▶ [CHALLENGE]
Copy verbatim the lines in the entries below that begin with the line containing "y-tick-100: +100 (311, 330, 331, 340)" and end with the line containing "soldering-pattern-title: Example for", both included.

(Coordinate annotation entries)
-- START --

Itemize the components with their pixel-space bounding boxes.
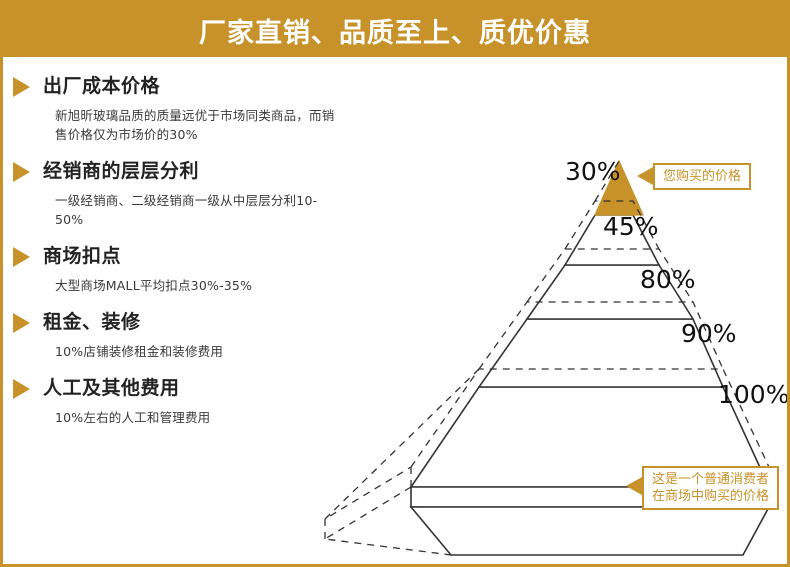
pyramid-label-45: 45% bbox=[603, 212, 659, 241]
arrow-bullet-icon bbox=[13, 379, 30, 399]
list-item-desc: 一级经销商、二级经销商一级从中层层分利10-50% bbox=[55, 191, 341, 229]
arrow-bullet-icon bbox=[13, 162, 30, 182]
arrow-bullet-icon bbox=[13, 247, 30, 267]
pyramid-label-80: 80% bbox=[640, 265, 696, 294]
list-item-title: 租金、装修 bbox=[43, 309, 341, 335]
list-item: 经销商的层层分利 一级经销商、二级经销商一级从中层层分利10-50% bbox=[11, 158, 341, 229]
header-banner: 厂家直销、品质至上、质优价惠 bbox=[3, 3, 787, 57]
pyramid-label-30: 30% bbox=[565, 157, 621, 186]
callout-your-price: 您购买的价格 bbox=[653, 163, 751, 190]
list-item-desc: 新旭昕玻璃品质的质量远优于市场同类商品，而销售价格仅为市场价的30% bbox=[55, 106, 341, 144]
list-item: 商场扣点 大型商场MALL平均扣点30%-35% bbox=[11, 243, 341, 295]
callout-bottom-arrow-icon bbox=[626, 477, 642, 495]
pyramid-label-90: 90% bbox=[681, 319, 737, 348]
list-item: 人工及其他费用 10%左右的人工和管理费用 bbox=[11, 375, 341, 427]
cost-breakdown-list: 出厂成本价格 新旭昕玻璃品质的质量远优于市场同类商品，而销售价格仅为市场价的30… bbox=[11, 73, 341, 441]
pyramid-label-100: 100% bbox=[718, 380, 789, 409]
pyramid-level-100-base bbox=[411, 507, 769, 555]
callout-top-arrow-icon bbox=[637, 167, 653, 185]
list-item-title: 出厂成本价格 bbox=[43, 73, 341, 99]
list-item-desc: 10%店铺装修租金和装修费用 bbox=[55, 342, 341, 361]
infographic-page: 厂家直销、品质至上、质优价惠 出厂成本价格 新旭昕玻璃品质的质量远优于市场同类商… bbox=[0, 0, 790, 567]
page-title: 厂家直销、品质至上、质优价惠 bbox=[199, 11, 591, 50]
callout-consumer-price: 这是一个普通消费者 在商场中购买的价格 bbox=[642, 466, 779, 510]
list-item-title: 经销商的层层分利 bbox=[43, 158, 341, 184]
list-item-title: 商场扣点 bbox=[43, 243, 341, 269]
list-item: 出厂成本价格 新旭昕玻璃品质的质量远优于市场同类商品，而销售价格仅为市场价的30… bbox=[11, 73, 341, 144]
list-item-desc: 大型商场MALL平均扣点30%-35% bbox=[55, 276, 341, 295]
arrow-bullet-icon bbox=[13, 77, 30, 97]
depth-line-base-left-upper bbox=[325, 467, 411, 539]
callout-consumer-price-line2: 在商场中购买的价格 bbox=[652, 488, 769, 505]
list-item-desc: 10%左右的人工和管理费用 bbox=[55, 408, 341, 427]
list-item-title: 人工及其他费用 bbox=[43, 375, 341, 401]
arrow-bullet-icon bbox=[13, 313, 30, 333]
callout-consumer-price-line1: 这是一个普通消费者 bbox=[652, 471, 769, 488]
list-item: 租金、装修 10%店铺装修租金和装修费用 bbox=[11, 309, 341, 361]
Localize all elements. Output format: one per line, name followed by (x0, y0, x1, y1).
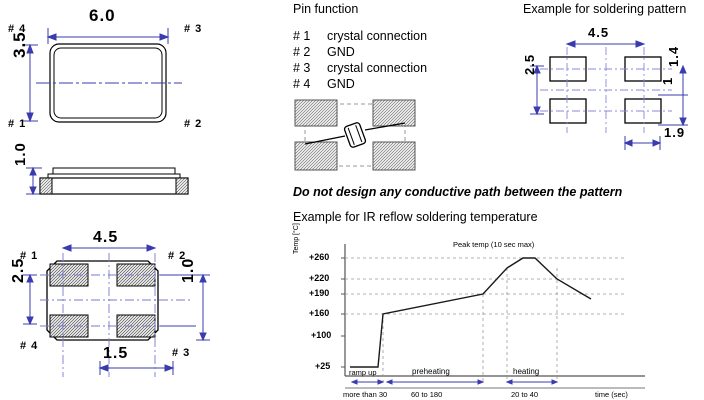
y-tick-100: +100 (311, 330, 331, 340)
pin-number: # 2 (293, 45, 327, 60)
zone-duration-preheating: 60 to 180 (411, 390, 442, 399)
top-view-drawing: 6.0 3.5 # 4 # 3 # 1 # 2 (0, 0, 240, 150)
pin-function-row: # 2 GND (293, 44, 427, 60)
y-tick-220: +220 (309, 273, 329, 283)
reflow-chart-title: Example for IR reflow soldering temperat… (293, 210, 538, 225)
pin-function-list: # 1 crystal connection # 2 GND # 3 cryst… (293, 28, 427, 92)
conductive-path-diagram (295, 100, 415, 170)
pin-function-row: # 4 GND (293, 76, 427, 92)
x-axis-title: time (sec) (595, 390, 628, 399)
soldering-pattern-drawing: 4.5 2.5 1.4 1 1.9 (520, 25, 704, 155)
pin-description: GND (327, 45, 355, 60)
side-view-drawing: 1.0 (0, 150, 240, 220)
peak-temp-annotation: Peak temp (10 sec max) (453, 240, 534, 249)
pin-number: # 1 (293, 29, 327, 44)
dim-pad-height-1-0 (196, 275, 210, 340)
pin-label-2: # 2 (184, 118, 202, 130)
land-pad-top-left (295, 100, 337, 126)
y-ticks (341, 258, 345, 367)
dim-label-pattern-pitch: 1.4 (666, 46, 681, 67)
pin-description: crystal connection (327, 61, 427, 76)
soldering-pattern-title: Example for soldering pattern (523, 2, 686, 17)
gridlines (345, 258, 625, 314)
dim-width-6-0 (48, 28, 168, 44)
y-tick-260: +260 (309, 252, 329, 262)
zone-dividers (383, 268, 557, 382)
dim-pattern-width-4-5 (567, 41, 644, 47)
y-tick-190: +190 (309, 288, 329, 298)
zone-label-heating: heating (513, 367, 539, 376)
pin-label-3: # 3 (184, 23, 202, 35)
pin-description: crystal connection (327, 29, 427, 44)
dim-label-width: 6.0 (89, 6, 116, 26)
zone-duration-ramp-up: more than 30 (343, 390, 387, 399)
reflow-chart: Temp [°C] +260 +220 +190 +160 +100 +25 P… (295, 236, 704, 400)
dim-label-pattern-width: 4.5 (588, 25, 609, 40)
zone-duration-heating: 20 to 40 (511, 390, 538, 399)
pin-number: # 3 (293, 61, 327, 76)
pin-function-row: # 1 crystal connection (293, 28, 427, 44)
package-seal-ring (48, 174, 180, 178)
land-pad-bottom-left (295, 142, 337, 170)
package-body (40, 178, 188, 194)
dim-pattern-pad-1-9 (625, 136, 660, 150)
dim-pattern-pitch-1-4 (658, 66, 688, 125)
bottom-pin-label-2: # 2 (168, 250, 186, 262)
land-pad-bottom-right (373, 142, 415, 170)
land-pad-top-right (373, 100, 415, 126)
bottom-pin-label-3: # 3 (172, 347, 190, 359)
pin-function-row: # 3 crystal connection (293, 60, 427, 76)
terminal-left (40, 178, 52, 194)
dim-label-height: 3.5 (10, 31, 30, 58)
pin-number: # 4 (293, 77, 327, 92)
bottom-pin-label-1: # 1 (20, 250, 38, 262)
temperature-profile-line (350, 258, 591, 367)
y-tick-160: +160 (309, 308, 329, 318)
dim-label-pattern-one: 1 (660, 77, 675, 85)
warning-text: Do not design any conductive path betwee… (293, 185, 622, 199)
dim-label-pad-width: 1.5 (103, 345, 128, 363)
terminal-right (176, 178, 188, 194)
bottom-view-drawing: 4.5 2.5 1.0 1.5 # 1 # 2 # 4 # 3 (0, 225, 240, 400)
y-tick-25: +25 (315, 361, 330, 371)
zone-label-ramp-up: ramp up (349, 368, 377, 377)
dim-label-thickness: 1.0 (12, 142, 29, 166)
crystal-symbol (344, 122, 367, 148)
pin-label-1: # 1 (8, 118, 26, 130)
zone-label-preheating: preheating (412, 367, 450, 376)
pin-description: GND (327, 77, 355, 92)
dim-label-bottom-width: 4.5 (93, 229, 118, 247)
y-axis-title: Temp [°C] (293, 223, 300, 254)
bottom-pin-label-4: # 4 (20, 340, 38, 352)
dim-label-pattern-pad-width: 1.9 (664, 125, 685, 140)
dim-pad-width-1-5 (100, 361, 173, 375)
pin-label-4: # 4 (8, 23, 26, 35)
pin-function-title: Pin function (293, 2, 358, 17)
dim-label-pattern-height: 2.5 (522, 54, 537, 75)
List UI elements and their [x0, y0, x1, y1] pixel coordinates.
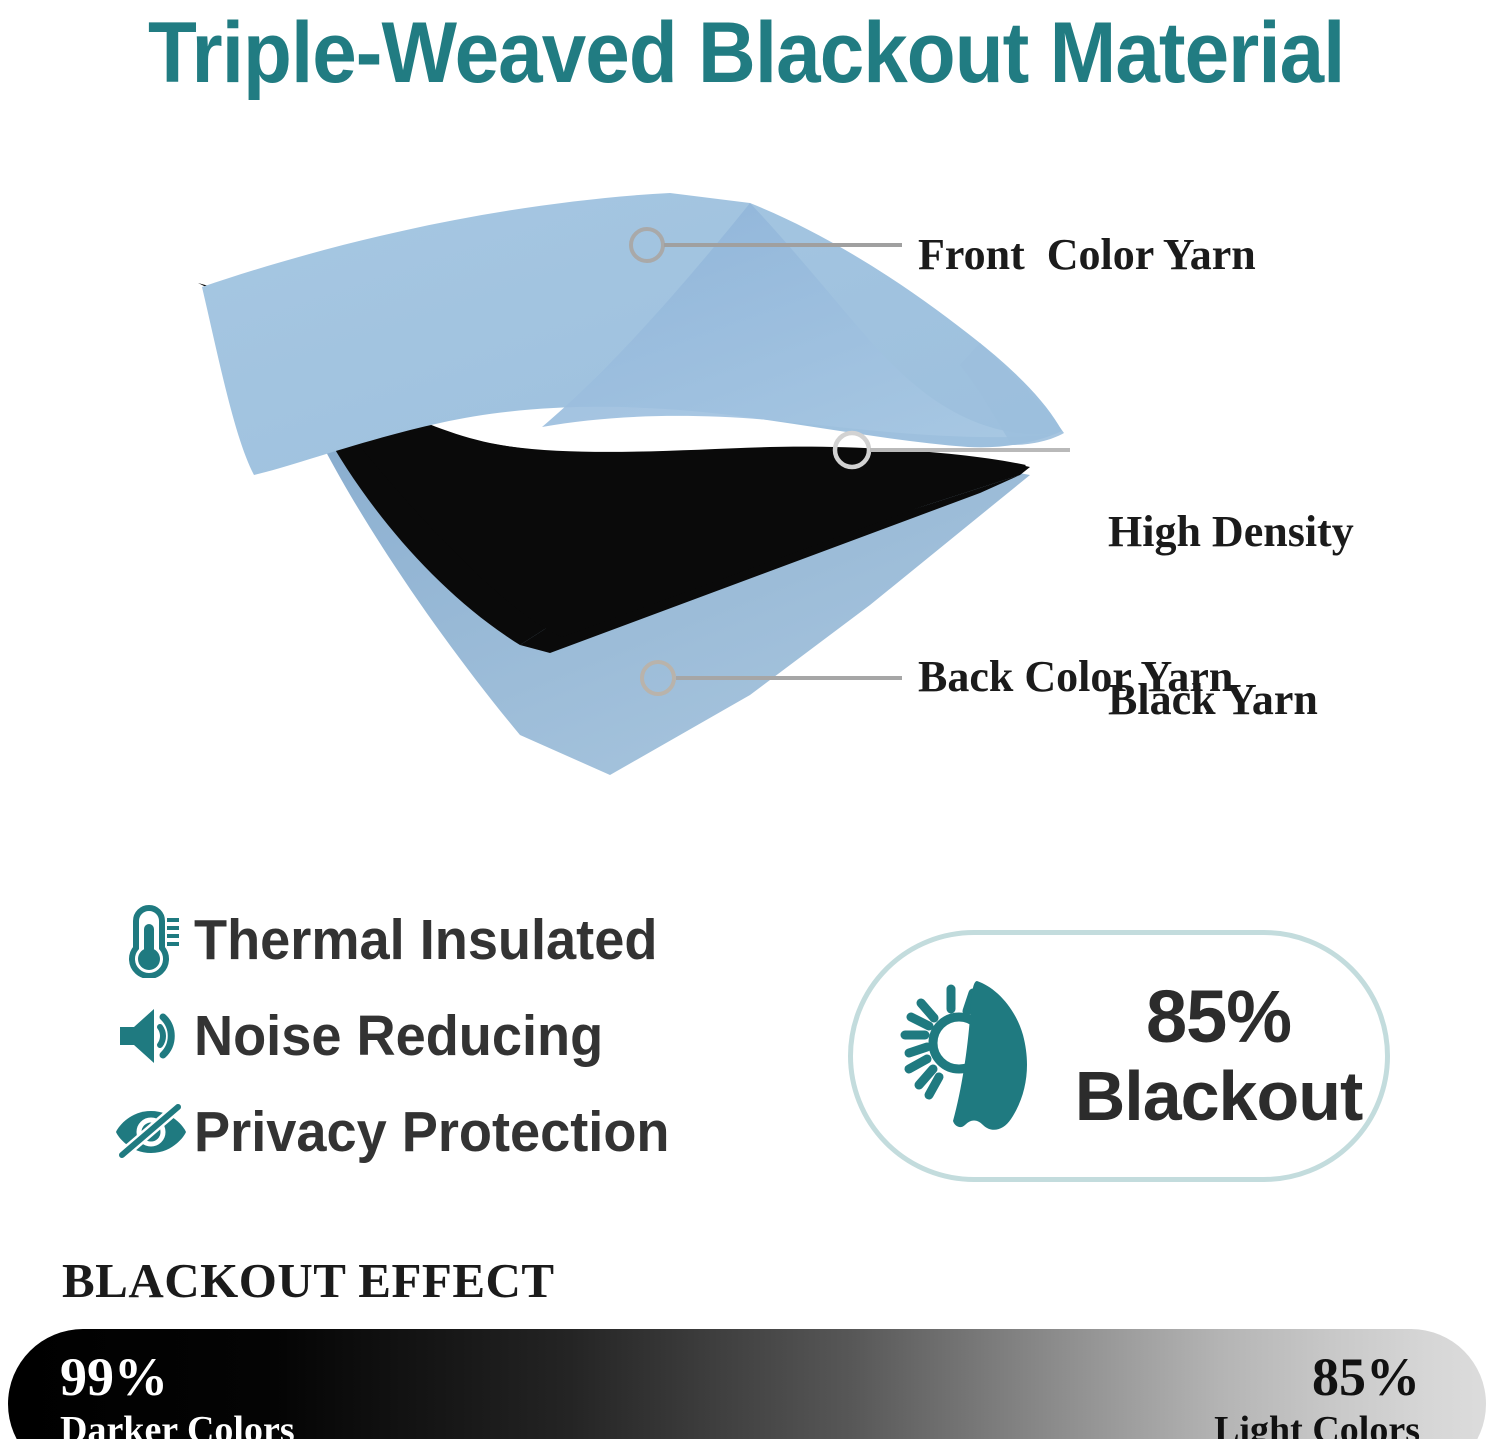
- effect-right-percent: 85%: [1312, 1347, 1420, 1407]
- callout-black-line1: High Density: [1108, 504, 1354, 560]
- feature-label-thermal: Thermal Insulated: [194, 909, 657, 971]
- effect-left-percent: 99%: [60, 1347, 168, 1407]
- feature-row-noise: Noise Reducing: [108, 988, 798, 1084]
- feature-label-privacy: Privacy Protection: [194, 1101, 670, 1163]
- title-bar: Triple-Weaved Blackout Material: [0, 0, 1492, 105]
- sun-behind-curtain-icon: [853, 973, 1068, 1139]
- blackout-effect-heading: BLACKOUT EFFECT: [62, 1252, 555, 1310]
- callout-back-color-yarn: Back Color Yarn: [918, 650, 1233, 704]
- callout-front-color-yarn: Front Color Yarn: [918, 228, 1256, 282]
- feature-label-noise: Noise Reducing: [194, 1005, 603, 1067]
- badge-word: Blackout: [1075, 1057, 1363, 1135]
- blackout-effect-gradient-bar: 99% Darker Colors 85% Light Colors: [8, 1329, 1486, 1439]
- page-title: Triple-Weaved Blackout Material: [148, 5, 1344, 101]
- effect-bar-right-block: 85% Light Colors: [1214, 1347, 1420, 1439]
- feature-row-thermal: Thermal Insulated: [108, 892, 798, 988]
- eye-slash-icon: [108, 1103, 194, 1161]
- effect-left-caption: Darker Colors: [60, 1407, 295, 1439]
- effect-right-caption: Light Colors: [1214, 1407, 1420, 1439]
- badge-text-group: 85% Blackout: [1068, 977, 1385, 1135]
- badge-percent: 85%: [1146, 977, 1291, 1057]
- feature-row-privacy: Privacy Protection: [108, 1084, 798, 1180]
- effect-bar-left-block: 99% Darker Colors: [60, 1347, 295, 1439]
- feature-list: Thermal Insulated Noise Reducing: [108, 892, 798, 1180]
- speaker-sound-icon: [108, 1005, 194, 1067]
- blackout-badge: 85% Blackout: [848, 930, 1390, 1182]
- callout-high-density-black-yarn: High Density Black Yarn: [1108, 392, 1354, 784]
- thermometer-icon: [108, 902, 194, 978]
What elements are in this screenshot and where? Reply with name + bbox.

-- END --

▶ [EXERCISE RESPONSE]
y-tick-100: +100 (311, 330, 331, 340)
pin-number: # 2 (293, 45, 327, 60)
zone-duration-preheating: 60 to 180 (411, 390, 442, 399)
top-view-drawing: 6.0 3.5 # 4 # 3 # 1 # 2 (0, 0, 240, 150)
pin-function-row: # 2 GND (293, 44, 427, 60)
y-tick-220: +220 (309, 273, 329, 283)
reflow-chart-title: Example for IR reflow soldering temperat… (293, 210, 538, 225)
pin-function-list: # 1 crystal connection # 2 GND # 3 cryst… (293, 28, 427, 92)
conductive-path-diagram (295, 100, 415, 170)
pin-function-row: # 4 GND (293, 76, 427, 92)
x-axis-title: time (sec) (595, 390, 628, 399)
soldering-pattern-drawing: 4.5 2.5 1.4 1 1.9 (520, 25, 704, 155)
pin-description: GND (327, 45, 355, 60)
side-view-drawing: 1.0 (0, 150, 240, 220)
peak-temp-annotation: Peak temp (10 sec max) (453, 240, 534, 249)
pin-number: # 1 (293, 29, 327, 44)
dim-pad-height-1-0 (196, 275, 210, 340)
pin-label-2: # 2 (184, 118, 202, 130)
land-pad-top-left (295, 100, 337, 126)
y-ticks (341, 258, 345, 367)
dim-label-pattern-pitch: 1.4 (666, 46, 681, 67)
pin-description: crystal connection (327, 61, 427, 76)
soldering-pattern-title: Example for soldering pattern (523, 2, 686, 17)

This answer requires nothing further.